Emit the data below verbatim, stripping out any pictures.
-- Begin Recorded data --
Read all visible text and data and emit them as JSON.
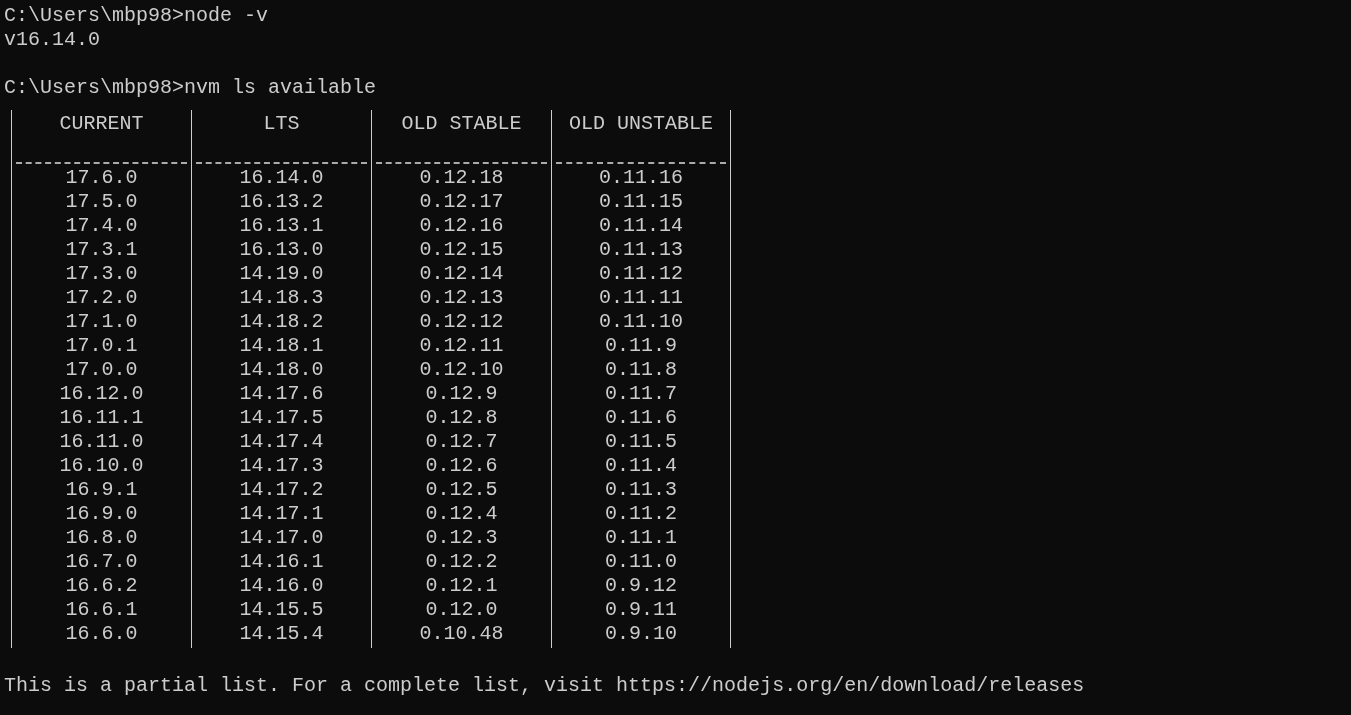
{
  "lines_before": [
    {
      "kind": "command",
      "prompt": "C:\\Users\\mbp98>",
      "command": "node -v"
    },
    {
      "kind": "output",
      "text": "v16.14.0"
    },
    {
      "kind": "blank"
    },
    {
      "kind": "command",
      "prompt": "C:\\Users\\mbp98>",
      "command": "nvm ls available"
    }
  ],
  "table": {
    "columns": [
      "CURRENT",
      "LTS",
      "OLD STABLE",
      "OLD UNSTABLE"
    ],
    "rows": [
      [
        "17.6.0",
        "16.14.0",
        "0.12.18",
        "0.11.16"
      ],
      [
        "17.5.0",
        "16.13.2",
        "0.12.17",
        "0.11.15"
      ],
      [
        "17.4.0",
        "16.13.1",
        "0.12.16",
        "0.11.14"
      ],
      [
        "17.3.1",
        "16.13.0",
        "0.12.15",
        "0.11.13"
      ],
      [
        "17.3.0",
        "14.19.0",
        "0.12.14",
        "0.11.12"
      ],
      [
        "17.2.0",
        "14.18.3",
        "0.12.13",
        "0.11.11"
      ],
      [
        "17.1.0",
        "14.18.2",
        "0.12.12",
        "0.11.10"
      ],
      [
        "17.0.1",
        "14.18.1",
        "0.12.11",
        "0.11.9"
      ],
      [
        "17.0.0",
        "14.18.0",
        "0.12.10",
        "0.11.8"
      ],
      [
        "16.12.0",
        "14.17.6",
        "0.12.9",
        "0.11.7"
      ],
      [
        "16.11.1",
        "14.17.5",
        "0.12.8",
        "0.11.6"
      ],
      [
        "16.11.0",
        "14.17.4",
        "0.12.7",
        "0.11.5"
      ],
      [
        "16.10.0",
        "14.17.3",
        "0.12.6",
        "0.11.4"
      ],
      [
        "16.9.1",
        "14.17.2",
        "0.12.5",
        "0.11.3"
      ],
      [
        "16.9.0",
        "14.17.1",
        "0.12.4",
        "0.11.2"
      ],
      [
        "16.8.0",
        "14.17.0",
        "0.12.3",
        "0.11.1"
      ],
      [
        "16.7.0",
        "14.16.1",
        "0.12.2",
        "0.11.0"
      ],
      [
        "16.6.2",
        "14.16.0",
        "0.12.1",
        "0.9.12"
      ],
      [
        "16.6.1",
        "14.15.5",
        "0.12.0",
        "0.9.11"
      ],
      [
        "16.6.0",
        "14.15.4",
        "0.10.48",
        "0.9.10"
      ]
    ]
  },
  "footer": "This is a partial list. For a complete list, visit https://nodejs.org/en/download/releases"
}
-- End Recorded data --
» Task answer
Read all visible text and data and emit them as JSON.
{
  "lines_before": [
    {
      "kind": "command",
      "prompt": "C:\\Users\\mbp98>",
      "command": "node -v"
    },
    {
      "kind": "output",
      "text": "v16.14.0"
    },
    {
      "kind": "blank"
    },
    {
      "kind": "command",
      "prompt": "C:\\Users\\mbp98>",
      "command": "nvm ls available"
    }
  ],
  "table": {
    "columns": [
      "CURRENT",
      "LTS",
      "OLD STABLE",
      "OLD UNSTABLE"
    ],
    "rows": [
      [
        "17.6.0",
        "16.14.0",
        "0.12.18",
        "0.11.16"
      ],
      [
        "17.5.0",
        "16.13.2",
        "0.12.17",
        "0.11.15"
      ],
      [
        "17.4.0",
        "16.13.1",
        "0.12.16",
        "0.11.14"
      ],
      [
        "17.3.1",
        "16.13.0",
        "0.12.15",
        "0.11.13"
      ],
      [
        "17.3.0",
        "14.19.0",
        "0.12.14",
        "0.11.12"
      ],
      [
        "17.2.0",
        "14.18.3",
        "0.12.13",
        "0.11.11"
      ],
      [
        "17.1.0",
        "14.18.2",
        "0.12.12",
        "0.11.10"
      ],
      [
        "17.0.1",
        "14.18.1",
        "0.12.11",
        "0.11.9"
      ],
      [
        "17.0.0",
        "14.18.0",
        "0.12.10",
        "0.11.8"
      ],
      [
        "16.12.0",
        "14.17.6",
        "0.12.9",
        "0.11.7"
      ],
      [
        "16.11.1",
        "14.17.5",
        "0.12.8",
        "0.11.6"
      ],
      [
        "16.11.0",
        "14.17.4",
        "0.12.7",
        "0.11.5"
      ],
      [
        "16.10.0",
        "14.17.3",
        "0.12.6",
        "0.11.4"
      ],
      [
        "16.9.1",
        "14.17.2",
        "0.12.5",
        "0.11.3"
      ],
      [
        "16.9.0",
        "14.17.1",
        "0.12.4",
        "0.11.2"
      ],
      [
        "16.8.0",
        "14.17.0",
        "0.12.3",
        "0.11.1"
      ],
      [
        "16.7.0",
        "14.16.1",
        "0.12.2",
        "0.11.0"
      ],
      [
        "16.6.2",
        "14.16.0",
        "0.12.1",
        "0.9.12"
      ],
      [
        "16.6.1",
        "14.15.5",
        "0.12.0",
        "0.9.11"
      ],
      [
        "16.6.0",
        "14.15.4",
        "0.10.48",
        "0.9.10"
      ]
    ]
  },
  "footer": "This is a partial list. For a complete list, visit https://nodejs.org/en/download/releases"
}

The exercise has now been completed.